Written task:
Gather each line of the records where "نقطه" appears.

------ Data extract ------

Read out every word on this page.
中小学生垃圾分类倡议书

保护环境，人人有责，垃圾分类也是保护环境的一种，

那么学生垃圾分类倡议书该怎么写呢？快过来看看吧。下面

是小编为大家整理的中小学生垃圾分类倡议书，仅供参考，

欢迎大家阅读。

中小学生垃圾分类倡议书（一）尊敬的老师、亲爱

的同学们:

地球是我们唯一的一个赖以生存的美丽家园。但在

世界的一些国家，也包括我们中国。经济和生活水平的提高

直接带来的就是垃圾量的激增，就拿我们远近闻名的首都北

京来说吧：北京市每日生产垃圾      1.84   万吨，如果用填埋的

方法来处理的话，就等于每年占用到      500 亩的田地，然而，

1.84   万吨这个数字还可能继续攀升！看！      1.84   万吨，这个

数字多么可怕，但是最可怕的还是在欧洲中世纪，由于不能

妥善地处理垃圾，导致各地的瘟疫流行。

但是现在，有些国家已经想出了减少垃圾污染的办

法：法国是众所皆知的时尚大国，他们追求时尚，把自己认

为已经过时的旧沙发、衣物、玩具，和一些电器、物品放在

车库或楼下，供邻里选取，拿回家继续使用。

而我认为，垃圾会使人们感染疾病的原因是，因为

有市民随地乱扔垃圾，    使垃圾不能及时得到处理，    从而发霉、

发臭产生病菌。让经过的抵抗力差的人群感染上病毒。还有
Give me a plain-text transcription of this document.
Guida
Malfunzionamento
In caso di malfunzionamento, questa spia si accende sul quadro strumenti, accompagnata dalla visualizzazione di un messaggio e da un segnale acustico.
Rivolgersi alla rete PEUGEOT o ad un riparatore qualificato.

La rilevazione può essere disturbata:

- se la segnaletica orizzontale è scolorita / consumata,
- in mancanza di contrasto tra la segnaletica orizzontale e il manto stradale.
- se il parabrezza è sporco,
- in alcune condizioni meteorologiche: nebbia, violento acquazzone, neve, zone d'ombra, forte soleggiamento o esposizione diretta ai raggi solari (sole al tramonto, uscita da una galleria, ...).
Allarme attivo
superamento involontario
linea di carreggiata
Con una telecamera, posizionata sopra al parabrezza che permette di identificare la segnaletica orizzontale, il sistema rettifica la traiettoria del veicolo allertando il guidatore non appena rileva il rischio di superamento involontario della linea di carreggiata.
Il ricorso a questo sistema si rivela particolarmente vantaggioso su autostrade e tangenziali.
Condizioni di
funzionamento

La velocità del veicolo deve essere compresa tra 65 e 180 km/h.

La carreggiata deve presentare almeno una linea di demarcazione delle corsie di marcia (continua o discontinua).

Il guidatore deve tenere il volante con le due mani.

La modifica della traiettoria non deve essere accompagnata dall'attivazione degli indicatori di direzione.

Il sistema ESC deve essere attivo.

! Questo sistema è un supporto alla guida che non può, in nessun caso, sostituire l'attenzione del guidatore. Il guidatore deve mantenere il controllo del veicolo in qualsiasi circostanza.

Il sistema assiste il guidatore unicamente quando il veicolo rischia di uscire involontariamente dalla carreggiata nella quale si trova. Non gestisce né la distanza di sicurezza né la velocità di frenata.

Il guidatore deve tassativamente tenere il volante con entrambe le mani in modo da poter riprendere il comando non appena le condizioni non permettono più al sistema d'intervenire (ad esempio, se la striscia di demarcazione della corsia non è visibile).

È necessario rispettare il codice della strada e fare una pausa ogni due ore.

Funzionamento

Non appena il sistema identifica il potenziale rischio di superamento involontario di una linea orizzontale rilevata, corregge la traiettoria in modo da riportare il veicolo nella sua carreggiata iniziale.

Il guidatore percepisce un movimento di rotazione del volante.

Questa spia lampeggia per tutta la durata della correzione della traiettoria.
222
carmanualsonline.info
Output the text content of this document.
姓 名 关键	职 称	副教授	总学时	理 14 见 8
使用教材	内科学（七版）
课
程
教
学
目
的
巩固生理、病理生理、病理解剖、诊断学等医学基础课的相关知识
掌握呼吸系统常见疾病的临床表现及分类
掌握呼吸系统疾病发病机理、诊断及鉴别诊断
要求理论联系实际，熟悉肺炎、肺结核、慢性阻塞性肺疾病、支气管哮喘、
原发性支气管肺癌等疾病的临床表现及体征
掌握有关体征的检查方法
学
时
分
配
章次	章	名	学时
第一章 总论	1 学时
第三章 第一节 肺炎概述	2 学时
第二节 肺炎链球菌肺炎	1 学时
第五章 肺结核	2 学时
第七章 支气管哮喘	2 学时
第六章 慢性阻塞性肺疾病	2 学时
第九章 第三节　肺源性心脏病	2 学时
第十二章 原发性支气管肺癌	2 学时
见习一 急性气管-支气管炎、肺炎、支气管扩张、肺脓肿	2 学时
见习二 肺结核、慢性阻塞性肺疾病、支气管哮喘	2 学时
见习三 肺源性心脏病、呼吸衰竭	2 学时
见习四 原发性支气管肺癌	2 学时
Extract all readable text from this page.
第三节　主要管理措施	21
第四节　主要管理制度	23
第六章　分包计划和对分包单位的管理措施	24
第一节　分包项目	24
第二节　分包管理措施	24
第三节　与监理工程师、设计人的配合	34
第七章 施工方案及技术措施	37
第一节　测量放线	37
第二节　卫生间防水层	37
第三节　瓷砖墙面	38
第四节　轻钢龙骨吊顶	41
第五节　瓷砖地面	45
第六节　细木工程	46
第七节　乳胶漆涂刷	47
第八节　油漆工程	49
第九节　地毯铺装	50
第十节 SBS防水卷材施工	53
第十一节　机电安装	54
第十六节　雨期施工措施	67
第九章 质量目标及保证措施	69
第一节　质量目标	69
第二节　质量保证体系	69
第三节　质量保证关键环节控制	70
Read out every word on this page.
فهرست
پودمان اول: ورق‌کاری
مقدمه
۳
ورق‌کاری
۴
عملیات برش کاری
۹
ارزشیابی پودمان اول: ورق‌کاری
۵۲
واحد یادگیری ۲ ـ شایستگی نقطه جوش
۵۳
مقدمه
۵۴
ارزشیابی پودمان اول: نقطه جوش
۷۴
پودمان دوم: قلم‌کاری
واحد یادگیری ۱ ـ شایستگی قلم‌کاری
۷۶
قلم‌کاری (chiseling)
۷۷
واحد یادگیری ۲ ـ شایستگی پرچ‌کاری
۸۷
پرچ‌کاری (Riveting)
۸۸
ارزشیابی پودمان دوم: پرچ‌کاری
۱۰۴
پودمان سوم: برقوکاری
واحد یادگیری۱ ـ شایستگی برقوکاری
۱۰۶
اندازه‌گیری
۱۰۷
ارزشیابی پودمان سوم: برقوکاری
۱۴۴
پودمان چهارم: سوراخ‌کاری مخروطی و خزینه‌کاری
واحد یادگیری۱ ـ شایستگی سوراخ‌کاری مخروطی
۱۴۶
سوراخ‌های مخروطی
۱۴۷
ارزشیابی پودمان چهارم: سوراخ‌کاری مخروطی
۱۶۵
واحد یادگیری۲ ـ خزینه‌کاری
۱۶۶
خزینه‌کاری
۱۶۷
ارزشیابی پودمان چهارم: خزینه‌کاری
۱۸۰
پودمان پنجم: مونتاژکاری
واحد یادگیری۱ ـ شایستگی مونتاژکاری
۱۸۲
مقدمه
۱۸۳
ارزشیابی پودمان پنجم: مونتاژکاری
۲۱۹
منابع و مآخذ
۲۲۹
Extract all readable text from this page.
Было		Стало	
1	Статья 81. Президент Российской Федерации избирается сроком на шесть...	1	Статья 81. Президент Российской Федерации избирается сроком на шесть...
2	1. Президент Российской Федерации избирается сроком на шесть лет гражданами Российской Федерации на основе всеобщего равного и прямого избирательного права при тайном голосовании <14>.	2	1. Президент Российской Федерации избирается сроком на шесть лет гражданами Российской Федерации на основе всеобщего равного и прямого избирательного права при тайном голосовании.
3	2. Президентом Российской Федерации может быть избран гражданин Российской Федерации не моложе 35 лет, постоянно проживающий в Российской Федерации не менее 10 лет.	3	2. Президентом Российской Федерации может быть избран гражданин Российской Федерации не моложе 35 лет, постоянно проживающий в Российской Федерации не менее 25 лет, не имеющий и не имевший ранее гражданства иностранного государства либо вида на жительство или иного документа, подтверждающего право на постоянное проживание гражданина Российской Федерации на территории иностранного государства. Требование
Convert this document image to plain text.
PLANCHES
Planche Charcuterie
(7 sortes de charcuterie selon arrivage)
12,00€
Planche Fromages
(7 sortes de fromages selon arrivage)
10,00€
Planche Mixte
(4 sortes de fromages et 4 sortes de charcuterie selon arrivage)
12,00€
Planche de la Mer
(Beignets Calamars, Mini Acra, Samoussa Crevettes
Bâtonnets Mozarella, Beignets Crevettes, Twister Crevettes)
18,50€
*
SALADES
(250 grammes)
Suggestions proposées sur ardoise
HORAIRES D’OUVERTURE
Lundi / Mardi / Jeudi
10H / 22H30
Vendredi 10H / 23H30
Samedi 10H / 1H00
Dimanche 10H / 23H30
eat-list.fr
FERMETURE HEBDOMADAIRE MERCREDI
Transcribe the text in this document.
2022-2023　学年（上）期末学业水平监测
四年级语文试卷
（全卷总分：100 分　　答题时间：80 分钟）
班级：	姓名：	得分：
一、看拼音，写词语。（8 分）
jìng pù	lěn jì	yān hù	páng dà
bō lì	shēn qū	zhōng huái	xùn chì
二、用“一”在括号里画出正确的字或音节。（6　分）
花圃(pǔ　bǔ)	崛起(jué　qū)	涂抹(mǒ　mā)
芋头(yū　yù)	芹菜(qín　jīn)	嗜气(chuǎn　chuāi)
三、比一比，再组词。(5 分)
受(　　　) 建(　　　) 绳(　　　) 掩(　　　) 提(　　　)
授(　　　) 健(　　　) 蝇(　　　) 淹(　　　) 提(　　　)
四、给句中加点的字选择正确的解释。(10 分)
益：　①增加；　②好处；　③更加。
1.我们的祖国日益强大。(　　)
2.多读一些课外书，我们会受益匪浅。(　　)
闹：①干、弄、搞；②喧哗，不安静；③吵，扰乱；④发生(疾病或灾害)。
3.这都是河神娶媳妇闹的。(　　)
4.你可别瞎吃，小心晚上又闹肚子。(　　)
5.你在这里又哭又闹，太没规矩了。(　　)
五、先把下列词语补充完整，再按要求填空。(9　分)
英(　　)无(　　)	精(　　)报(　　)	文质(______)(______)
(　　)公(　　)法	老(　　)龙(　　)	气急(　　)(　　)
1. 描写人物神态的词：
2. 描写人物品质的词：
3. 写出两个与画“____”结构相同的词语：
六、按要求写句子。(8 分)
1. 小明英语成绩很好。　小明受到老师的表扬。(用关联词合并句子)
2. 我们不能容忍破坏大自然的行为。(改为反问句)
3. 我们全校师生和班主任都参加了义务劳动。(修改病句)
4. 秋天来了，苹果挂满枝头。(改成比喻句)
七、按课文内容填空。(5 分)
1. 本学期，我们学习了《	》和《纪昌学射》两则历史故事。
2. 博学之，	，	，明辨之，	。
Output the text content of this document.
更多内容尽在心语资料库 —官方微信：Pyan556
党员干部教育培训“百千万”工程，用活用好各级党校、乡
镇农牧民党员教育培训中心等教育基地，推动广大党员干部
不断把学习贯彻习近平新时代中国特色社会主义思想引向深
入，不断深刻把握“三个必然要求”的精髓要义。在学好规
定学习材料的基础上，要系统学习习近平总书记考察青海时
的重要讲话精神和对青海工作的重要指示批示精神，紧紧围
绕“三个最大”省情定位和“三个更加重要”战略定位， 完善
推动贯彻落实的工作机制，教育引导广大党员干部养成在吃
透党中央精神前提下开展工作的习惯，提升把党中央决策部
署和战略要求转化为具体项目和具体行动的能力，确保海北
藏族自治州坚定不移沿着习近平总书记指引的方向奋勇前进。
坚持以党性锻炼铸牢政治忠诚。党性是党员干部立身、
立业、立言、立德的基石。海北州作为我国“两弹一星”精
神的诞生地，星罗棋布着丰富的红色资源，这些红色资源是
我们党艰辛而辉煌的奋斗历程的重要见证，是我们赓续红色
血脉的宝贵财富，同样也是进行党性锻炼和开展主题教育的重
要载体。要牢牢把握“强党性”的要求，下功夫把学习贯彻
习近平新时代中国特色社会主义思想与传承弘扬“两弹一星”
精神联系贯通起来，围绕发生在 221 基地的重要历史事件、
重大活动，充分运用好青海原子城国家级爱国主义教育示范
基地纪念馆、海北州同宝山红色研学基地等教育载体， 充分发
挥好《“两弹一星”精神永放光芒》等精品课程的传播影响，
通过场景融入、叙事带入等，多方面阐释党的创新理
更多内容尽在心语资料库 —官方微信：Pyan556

------

Right answer:
واحد یادگیری ۲ ـ شایستگی نقطه جوش
ارزشیابی پودمان اول: نقطه جوش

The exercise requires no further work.